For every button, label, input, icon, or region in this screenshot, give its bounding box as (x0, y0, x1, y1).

___

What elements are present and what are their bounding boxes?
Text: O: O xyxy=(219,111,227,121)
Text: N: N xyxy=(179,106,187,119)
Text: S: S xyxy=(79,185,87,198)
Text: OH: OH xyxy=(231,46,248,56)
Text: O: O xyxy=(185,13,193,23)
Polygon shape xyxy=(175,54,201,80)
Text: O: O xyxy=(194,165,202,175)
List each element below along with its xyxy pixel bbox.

___

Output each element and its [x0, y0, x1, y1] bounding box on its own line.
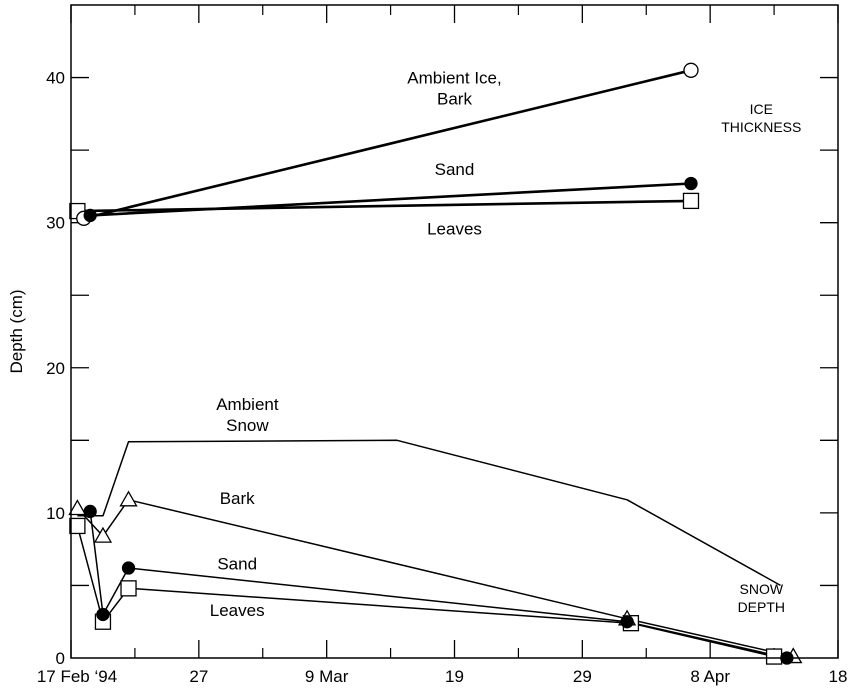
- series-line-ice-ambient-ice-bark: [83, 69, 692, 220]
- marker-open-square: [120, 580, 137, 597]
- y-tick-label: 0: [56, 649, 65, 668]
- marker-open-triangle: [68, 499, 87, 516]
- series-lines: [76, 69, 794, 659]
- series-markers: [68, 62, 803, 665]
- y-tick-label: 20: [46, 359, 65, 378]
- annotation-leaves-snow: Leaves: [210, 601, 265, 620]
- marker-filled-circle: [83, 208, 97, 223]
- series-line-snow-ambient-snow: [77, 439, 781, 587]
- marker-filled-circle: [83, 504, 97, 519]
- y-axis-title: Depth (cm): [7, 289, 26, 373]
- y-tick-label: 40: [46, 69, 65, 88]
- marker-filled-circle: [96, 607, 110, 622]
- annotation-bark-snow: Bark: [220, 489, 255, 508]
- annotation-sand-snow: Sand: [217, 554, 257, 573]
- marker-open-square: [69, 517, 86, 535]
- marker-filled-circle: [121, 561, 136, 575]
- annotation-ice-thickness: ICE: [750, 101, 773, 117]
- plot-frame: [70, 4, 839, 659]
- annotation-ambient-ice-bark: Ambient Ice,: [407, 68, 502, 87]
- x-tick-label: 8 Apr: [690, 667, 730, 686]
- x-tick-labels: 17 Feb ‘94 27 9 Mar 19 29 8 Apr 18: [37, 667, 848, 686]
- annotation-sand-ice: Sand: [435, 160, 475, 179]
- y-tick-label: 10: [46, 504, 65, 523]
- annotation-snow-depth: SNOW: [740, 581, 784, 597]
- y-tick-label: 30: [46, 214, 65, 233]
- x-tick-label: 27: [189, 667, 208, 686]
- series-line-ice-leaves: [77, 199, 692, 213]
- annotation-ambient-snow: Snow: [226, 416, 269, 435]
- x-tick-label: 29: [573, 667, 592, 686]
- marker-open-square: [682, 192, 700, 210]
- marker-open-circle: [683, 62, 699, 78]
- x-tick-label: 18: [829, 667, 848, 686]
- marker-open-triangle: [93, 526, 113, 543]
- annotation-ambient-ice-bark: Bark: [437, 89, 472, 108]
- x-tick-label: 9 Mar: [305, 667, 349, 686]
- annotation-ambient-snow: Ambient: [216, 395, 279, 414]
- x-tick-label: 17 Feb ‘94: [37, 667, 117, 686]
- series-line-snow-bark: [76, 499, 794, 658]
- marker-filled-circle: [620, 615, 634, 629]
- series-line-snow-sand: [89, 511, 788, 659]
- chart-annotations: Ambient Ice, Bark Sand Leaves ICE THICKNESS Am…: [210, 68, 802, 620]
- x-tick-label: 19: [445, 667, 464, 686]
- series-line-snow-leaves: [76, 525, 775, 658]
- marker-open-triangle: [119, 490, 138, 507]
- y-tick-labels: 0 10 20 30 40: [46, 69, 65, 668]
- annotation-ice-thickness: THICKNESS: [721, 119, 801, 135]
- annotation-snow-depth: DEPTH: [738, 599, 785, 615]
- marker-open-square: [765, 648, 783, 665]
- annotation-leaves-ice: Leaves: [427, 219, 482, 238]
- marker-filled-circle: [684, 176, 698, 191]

___

• _Work instructions_
Copy out the records verbatim, starting with the line that contains "What elements are" and going on through the line that contains "List each element", with both of those lines included.

• _Solution to this task_
What elements are present and what are their bounding boxes?
Text: O: O xyxy=(219,111,227,121)
Text: N: N xyxy=(179,106,187,119)
Text: S: S xyxy=(79,185,87,198)
Text: OH: OH xyxy=(231,46,248,56)
Text: O: O xyxy=(185,13,193,23)
Polygon shape xyxy=(175,54,201,80)
Text: O: O xyxy=(194,165,202,175)
List each element below along with its xyxy pixel bbox.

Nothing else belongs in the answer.